## Prompt
Your task is to extract every entry that follows word for word while excluding the pictures.

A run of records
>>>>

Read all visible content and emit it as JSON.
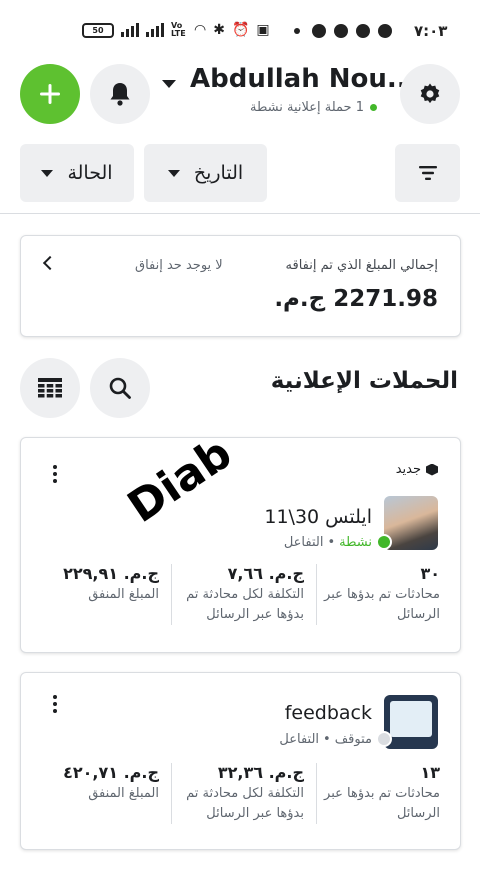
{
  "status_bar": {
    "time": "٧:٠٣",
    "battery": "50",
    "network_label": "Vo LTE"
  },
  "header": {
    "account_name": "Abdullah Nou...",
    "active_campaigns": "1 حملة إعلانية نشطة"
  },
  "filters": {
    "status_label": "الحالة",
    "date_label": "التاريخ"
  },
  "spend": {
    "label": "إجمالي المبلغ الذي تم إنفاقه",
    "limit_text": "لا يوجد حد إنفاق",
    "amount": "2271.98 ج.م."
  },
  "section_title": "الحملات الإعلانية",
  "campaigns": [
    {
      "badge": "جديد",
      "name": "ايلتس 30\\11",
      "status": "نشطة",
      "objective": "التفاعل",
      "status_color": "#42b72a",
      "conversations_value": "٣٠",
      "conversations_label": "محادثات تم بدؤها عبر الرسائل",
      "cost_value": "ج.م. ٧,٦٦",
      "cost_label": "التكلفة لكل محادثة تم بدؤها عبر الرسائل",
      "spent_value": "ج.م. ٢٢٩,٩١",
      "spent_label": "المبلغ المنفق"
    },
    {
      "name": "feedback",
      "status": "متوقف",
      "objective": "التفاعل",
      "status_color": "#dadde1",
      "conversations_value": "١٣",
      "conversations_label": "محادثات تم بدؤها عبر الرسائل",
      "cost_value": "ج.م. ٣٢,٣٦",
      "cost_label": "التكلفة لكل محادثة تم بدؤها عبر الرسائل",
      "spent_value": "ج.م. ٤٢٠,٧١",
      "spent_label": "المبلغ المنفق"
    }
  ],
  "watermark": "Diab",
  "colors": {
    "accent_green": "#5ec130",
    "active_green": "#42b72a",
    "button_gray": "#eeeff1"
  }
}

<<<<

## Output of the task
Read all visible content and emit it as JSON.
{
  "status_bar": {
    "time": "٧:٠٣",
    "battery": "50",
    "network_label": "Vo LTE"
  },
  "header": {
    "account_name": "Abdullah Nou...",
    "active_campaigns": "1 حملة إعلانية نشطة"
  },
  "filters": {
    "status_label": "الحالة",
    "date_label": "التاريخ"
  },
  "spend": {
    "label": "إجمالي المبلغ الذي تم إنفاقه",
    "limit_text": "لا يوجد حد إنفاق",
    "amount": "2271.98 ج.م."
  },
  "section_title": "الحملات الإعلانية",
  "campaigns": [
    {
      "badge": "جديد",
      "name": "ايلتس 30\\11",
      "status": "نشطة",
      "objective": "التفاعل",
      "status_color": "#42b72a",
      "conversations_value": "٣٠",
      "conversations_label": "محادثات تم بدؤها عبر الرسائل",
      "cost_value": "ج.م. ٧,٦٦",
      "cost_label": "التكلفة لكل محادثة تم بدؤها عبر الرسائل",
      "spent_value": "ج.م. ٢٢٩,٩١",
      "spent_label": "المبلغ المنفق"
    },
    {
      "name": "feedback",
      "status": "متوقف",
      "objective": "التفاعل",
      "status_color": "#dadde1",
      "conversations_value": "١٣",
      "conversations_label": "محادثات تم بدؤها عبر الرسائل",
      "cost_value": "ج.م. ٣٢,٣٦",
      "cost_label": "التكلفة لكل محادثة تم بدؤها عبر الرسائل",
      "spent_value": "ج.م. ٤٢٠,٧١",
      "spent_label": "المبلغ المنفق"
    }
  ],
  "watermark": "Diab",
  "colors": {
    "accent_green": "#5ec130",
    "active_green": "#42b72a",
    "button_gray": "#eeeff1"
  }
}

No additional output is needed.